Data entries for graphics:
[Start]
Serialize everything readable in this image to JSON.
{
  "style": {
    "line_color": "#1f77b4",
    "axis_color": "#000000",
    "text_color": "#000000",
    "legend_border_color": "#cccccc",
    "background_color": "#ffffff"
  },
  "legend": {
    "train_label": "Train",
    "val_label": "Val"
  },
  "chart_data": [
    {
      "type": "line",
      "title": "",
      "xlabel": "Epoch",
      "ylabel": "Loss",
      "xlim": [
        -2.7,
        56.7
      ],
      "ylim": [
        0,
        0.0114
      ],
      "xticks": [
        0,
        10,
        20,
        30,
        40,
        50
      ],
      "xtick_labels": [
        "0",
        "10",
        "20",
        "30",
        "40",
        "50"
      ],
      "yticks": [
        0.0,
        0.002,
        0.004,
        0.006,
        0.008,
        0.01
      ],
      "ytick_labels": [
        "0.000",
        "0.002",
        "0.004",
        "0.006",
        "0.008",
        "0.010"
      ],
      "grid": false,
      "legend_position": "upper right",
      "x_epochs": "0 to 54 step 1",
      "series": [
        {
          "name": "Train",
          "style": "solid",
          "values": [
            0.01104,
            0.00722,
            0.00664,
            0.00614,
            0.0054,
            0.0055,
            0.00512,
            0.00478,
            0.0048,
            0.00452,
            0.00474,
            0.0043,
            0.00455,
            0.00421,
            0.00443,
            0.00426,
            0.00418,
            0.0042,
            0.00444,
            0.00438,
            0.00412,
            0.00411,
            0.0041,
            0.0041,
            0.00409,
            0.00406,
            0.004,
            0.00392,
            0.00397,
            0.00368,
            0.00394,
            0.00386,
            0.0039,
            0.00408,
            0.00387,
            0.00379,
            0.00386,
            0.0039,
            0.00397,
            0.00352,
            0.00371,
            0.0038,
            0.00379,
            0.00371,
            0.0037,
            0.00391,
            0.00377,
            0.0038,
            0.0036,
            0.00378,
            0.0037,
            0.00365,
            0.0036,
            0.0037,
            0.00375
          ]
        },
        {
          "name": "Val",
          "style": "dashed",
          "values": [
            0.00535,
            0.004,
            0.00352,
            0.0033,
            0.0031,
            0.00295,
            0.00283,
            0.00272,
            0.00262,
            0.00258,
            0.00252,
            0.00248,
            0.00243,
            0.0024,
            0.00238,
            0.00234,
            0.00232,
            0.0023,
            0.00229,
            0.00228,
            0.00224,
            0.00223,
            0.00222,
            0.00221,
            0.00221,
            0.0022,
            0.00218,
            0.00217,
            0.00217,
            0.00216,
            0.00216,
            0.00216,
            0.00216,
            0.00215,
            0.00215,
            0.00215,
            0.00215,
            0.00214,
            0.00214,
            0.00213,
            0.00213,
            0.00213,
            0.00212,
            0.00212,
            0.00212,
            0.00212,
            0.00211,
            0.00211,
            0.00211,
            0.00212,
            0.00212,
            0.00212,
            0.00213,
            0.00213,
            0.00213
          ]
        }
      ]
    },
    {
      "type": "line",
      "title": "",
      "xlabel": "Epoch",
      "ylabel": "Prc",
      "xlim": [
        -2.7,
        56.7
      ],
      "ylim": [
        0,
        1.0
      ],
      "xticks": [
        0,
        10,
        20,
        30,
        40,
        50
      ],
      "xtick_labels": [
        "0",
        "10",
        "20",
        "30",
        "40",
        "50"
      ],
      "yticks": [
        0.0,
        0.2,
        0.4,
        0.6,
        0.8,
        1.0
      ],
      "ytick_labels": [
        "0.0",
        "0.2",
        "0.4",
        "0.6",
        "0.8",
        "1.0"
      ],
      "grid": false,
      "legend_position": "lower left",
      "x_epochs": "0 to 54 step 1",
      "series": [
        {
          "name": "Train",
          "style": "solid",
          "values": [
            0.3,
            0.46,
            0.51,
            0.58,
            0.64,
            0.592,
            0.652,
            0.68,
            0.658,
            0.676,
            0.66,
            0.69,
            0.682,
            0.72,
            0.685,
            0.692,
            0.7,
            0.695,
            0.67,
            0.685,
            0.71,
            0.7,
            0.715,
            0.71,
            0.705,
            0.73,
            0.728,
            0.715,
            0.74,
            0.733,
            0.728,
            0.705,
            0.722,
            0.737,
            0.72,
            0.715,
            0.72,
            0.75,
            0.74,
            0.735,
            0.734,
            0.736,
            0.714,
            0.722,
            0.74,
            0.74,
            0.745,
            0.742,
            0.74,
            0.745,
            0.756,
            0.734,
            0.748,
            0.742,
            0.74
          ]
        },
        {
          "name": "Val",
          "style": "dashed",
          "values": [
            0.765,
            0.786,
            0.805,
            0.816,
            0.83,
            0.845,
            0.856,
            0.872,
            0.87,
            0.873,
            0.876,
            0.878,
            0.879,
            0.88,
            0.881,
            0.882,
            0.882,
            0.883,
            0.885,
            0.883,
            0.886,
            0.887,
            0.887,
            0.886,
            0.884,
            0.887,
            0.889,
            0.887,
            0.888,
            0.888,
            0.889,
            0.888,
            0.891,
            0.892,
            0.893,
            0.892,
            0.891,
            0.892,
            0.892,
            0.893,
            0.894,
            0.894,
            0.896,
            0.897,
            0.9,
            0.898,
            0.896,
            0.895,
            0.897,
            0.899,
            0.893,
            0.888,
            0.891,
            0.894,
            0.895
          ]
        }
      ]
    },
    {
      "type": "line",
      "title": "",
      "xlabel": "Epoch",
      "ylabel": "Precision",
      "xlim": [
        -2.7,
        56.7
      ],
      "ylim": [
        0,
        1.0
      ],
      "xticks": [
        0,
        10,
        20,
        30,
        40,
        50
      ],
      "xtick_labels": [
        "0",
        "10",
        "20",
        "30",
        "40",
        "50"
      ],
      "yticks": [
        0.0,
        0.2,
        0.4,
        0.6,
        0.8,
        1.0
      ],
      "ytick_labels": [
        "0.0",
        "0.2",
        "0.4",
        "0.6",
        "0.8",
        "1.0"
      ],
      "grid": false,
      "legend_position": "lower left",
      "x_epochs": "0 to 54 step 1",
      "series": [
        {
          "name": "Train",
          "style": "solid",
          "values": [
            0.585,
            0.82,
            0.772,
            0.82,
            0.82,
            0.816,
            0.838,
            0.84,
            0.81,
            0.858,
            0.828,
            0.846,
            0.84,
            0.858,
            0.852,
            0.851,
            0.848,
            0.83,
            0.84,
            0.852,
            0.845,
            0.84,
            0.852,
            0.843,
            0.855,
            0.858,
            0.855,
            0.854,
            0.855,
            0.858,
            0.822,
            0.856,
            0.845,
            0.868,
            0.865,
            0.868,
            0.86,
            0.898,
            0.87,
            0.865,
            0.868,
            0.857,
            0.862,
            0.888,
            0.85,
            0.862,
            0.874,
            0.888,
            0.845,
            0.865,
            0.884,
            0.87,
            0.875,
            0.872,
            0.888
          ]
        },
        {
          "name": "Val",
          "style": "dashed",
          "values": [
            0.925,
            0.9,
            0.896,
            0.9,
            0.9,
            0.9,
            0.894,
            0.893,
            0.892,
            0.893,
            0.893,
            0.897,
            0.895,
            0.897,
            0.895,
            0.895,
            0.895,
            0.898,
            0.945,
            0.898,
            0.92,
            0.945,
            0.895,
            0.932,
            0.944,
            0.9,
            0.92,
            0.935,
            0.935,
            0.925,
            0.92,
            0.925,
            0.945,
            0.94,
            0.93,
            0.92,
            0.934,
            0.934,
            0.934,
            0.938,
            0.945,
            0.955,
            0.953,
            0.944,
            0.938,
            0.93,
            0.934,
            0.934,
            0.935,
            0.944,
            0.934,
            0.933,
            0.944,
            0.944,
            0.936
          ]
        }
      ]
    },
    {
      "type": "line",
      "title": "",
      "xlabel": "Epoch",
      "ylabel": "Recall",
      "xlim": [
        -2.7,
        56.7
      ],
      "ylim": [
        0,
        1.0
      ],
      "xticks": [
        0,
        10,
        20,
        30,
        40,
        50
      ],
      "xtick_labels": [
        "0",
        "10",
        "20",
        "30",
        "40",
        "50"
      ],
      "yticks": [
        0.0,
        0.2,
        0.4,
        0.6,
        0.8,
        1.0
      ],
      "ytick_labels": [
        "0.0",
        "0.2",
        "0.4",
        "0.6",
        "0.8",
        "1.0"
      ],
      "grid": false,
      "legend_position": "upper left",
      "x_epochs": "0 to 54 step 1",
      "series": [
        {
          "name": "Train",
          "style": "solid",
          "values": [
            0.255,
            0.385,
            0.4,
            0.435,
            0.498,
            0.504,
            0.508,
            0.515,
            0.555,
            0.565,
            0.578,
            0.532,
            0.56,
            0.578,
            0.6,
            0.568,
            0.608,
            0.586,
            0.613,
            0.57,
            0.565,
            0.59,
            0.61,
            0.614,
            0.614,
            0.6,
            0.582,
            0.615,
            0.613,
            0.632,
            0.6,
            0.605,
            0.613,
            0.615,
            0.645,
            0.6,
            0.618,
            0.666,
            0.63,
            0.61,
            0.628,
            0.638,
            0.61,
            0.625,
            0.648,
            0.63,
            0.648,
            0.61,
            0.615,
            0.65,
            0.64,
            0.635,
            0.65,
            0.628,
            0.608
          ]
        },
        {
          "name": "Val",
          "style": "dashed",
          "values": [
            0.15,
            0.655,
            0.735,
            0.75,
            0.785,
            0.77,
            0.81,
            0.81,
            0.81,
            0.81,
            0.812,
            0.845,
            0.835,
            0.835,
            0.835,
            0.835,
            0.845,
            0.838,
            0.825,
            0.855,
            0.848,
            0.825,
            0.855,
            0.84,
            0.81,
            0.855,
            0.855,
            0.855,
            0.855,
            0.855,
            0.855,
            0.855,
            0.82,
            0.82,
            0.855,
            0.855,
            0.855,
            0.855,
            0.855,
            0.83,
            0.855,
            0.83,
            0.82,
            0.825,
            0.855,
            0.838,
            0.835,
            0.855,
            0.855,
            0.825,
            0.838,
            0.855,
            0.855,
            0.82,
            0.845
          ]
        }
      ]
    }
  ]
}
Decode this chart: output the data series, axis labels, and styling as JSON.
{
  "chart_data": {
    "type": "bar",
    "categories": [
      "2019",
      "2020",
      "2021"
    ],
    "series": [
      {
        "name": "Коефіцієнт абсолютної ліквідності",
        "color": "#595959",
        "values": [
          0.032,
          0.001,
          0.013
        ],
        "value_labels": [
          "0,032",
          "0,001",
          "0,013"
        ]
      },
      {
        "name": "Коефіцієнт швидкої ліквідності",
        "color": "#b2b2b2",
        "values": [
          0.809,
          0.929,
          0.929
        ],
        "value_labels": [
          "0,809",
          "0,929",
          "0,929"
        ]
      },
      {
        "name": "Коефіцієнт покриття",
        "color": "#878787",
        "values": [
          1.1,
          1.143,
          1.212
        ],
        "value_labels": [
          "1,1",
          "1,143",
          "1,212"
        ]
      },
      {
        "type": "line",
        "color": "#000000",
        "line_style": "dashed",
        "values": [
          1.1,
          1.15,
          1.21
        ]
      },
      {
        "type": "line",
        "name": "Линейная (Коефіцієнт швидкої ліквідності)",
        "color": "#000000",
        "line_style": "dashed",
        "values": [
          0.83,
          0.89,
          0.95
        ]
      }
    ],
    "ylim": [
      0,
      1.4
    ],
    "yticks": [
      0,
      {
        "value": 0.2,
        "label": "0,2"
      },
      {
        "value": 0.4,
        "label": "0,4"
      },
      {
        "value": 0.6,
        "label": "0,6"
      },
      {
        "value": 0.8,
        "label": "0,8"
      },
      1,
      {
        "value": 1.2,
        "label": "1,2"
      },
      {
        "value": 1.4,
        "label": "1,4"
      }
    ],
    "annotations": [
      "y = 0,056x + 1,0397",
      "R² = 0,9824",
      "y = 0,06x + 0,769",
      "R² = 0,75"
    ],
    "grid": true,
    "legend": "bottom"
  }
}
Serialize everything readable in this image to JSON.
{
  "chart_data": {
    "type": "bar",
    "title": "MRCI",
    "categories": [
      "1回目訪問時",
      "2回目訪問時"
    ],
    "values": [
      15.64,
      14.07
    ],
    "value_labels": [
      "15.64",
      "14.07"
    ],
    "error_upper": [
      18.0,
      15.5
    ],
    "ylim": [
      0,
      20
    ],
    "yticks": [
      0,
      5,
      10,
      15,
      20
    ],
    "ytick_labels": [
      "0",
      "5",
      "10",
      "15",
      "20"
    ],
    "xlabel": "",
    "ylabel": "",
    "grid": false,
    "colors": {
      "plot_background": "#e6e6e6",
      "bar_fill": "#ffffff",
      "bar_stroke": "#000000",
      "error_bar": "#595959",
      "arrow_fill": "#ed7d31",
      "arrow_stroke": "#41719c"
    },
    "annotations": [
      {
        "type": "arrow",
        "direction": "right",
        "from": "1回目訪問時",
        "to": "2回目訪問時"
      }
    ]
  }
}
[End]
__Set task__. Only lines holding the string "ffffff" are wanted; gather each one from the entries above.

__Solution for this task__.
    "background_color": "#ffffff"
      "bar_fill": "#ffffff",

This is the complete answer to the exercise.